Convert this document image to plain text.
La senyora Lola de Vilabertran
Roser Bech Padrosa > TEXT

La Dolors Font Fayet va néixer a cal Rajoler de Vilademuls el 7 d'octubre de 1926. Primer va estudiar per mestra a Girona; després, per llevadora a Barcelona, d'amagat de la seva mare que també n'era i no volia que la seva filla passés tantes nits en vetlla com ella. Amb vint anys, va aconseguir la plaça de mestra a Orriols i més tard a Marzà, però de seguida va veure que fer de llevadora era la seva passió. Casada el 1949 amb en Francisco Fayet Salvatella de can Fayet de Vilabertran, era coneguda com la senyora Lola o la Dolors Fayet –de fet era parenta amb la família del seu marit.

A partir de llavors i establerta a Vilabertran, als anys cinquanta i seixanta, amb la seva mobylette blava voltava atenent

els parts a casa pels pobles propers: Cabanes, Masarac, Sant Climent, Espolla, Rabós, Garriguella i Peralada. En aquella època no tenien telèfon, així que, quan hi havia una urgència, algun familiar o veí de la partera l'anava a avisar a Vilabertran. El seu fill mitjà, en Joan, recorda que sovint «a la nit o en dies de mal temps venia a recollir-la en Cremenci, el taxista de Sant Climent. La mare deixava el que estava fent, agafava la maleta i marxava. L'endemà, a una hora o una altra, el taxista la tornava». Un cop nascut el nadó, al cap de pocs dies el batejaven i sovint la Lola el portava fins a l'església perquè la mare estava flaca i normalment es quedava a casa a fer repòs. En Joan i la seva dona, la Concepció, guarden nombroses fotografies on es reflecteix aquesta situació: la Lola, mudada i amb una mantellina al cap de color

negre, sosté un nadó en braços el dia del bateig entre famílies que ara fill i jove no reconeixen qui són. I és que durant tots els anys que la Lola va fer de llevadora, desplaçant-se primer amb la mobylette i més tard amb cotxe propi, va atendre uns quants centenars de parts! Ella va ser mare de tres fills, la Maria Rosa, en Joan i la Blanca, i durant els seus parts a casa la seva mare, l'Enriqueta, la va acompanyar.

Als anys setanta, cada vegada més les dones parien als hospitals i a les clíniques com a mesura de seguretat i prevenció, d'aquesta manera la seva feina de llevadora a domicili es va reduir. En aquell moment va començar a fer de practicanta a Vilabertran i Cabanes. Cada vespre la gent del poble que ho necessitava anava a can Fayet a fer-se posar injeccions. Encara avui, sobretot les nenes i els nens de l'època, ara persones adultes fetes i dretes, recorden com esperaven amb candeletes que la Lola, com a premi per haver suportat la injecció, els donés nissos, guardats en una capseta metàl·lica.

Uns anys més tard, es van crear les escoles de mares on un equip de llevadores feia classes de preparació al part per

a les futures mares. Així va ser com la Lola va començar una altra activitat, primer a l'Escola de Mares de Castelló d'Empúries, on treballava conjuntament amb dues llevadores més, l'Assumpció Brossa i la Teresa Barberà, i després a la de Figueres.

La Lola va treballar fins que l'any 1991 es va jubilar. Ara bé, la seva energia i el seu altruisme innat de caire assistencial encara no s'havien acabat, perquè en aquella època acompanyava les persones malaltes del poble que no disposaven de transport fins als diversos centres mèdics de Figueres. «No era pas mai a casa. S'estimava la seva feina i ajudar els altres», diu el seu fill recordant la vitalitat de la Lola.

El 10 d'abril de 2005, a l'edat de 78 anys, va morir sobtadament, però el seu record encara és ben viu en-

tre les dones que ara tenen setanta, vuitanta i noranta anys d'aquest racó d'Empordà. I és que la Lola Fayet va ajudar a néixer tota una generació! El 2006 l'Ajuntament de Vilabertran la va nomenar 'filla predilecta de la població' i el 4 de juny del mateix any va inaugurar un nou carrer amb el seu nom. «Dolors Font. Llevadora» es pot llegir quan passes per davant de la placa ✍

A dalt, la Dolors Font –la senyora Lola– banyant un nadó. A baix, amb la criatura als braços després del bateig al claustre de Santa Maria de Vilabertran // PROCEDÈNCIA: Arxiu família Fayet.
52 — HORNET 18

__Exercise task__
Search the data for the string "aquella" and copy each line where it appears.

__Written solution__
els parts a casa pels pobles propers: Cabanes, Masarac, Sant Climent, Espolla, Rabós, Garriguella i Peralada. En aquella època no tenien telèfon, així que, quan hi havia una urgència, algun familiar o veí de la partera l'anava a avisar a Vilabertran. El seu fill mitjà, en Joan, recorda que sovint «a la nit o en dies de mal temps venia a recollir-la en Cremenci, el taxista de Sant Climent. La mare deixava el que estava fent, agafava la maleta i marxava. L'endemà, a una hora o una altra, el taxista la tornava». Un cop nascut el nadó, al cap de pocs dies el batejaven i sovint la Lola el portava fins a l'església perquè la mare estava flaca i normalment es quedava a casa a fer repòs. En Joan i la seva dona, la Concepció, guarden nombroses fotografies on es reflecteix aquesta situació: la Lola, mudada i amb una mantellina al cap de color
La Lola va treballar fins que l'any 1991 es va jubilar. Ara bé, la seva energia i el seu altruisme innat de caire assistencial encara no s'havien acabat, perquè en aquella època acompanyava les persones malaltes del poble que no disposaven de transport fins als diversos centres mèdics de Figueres. «No era pas mai a casa. S'estimava la seva feina i ajudar els altres», diu el seu fill recordant la vitalitat de la Lola.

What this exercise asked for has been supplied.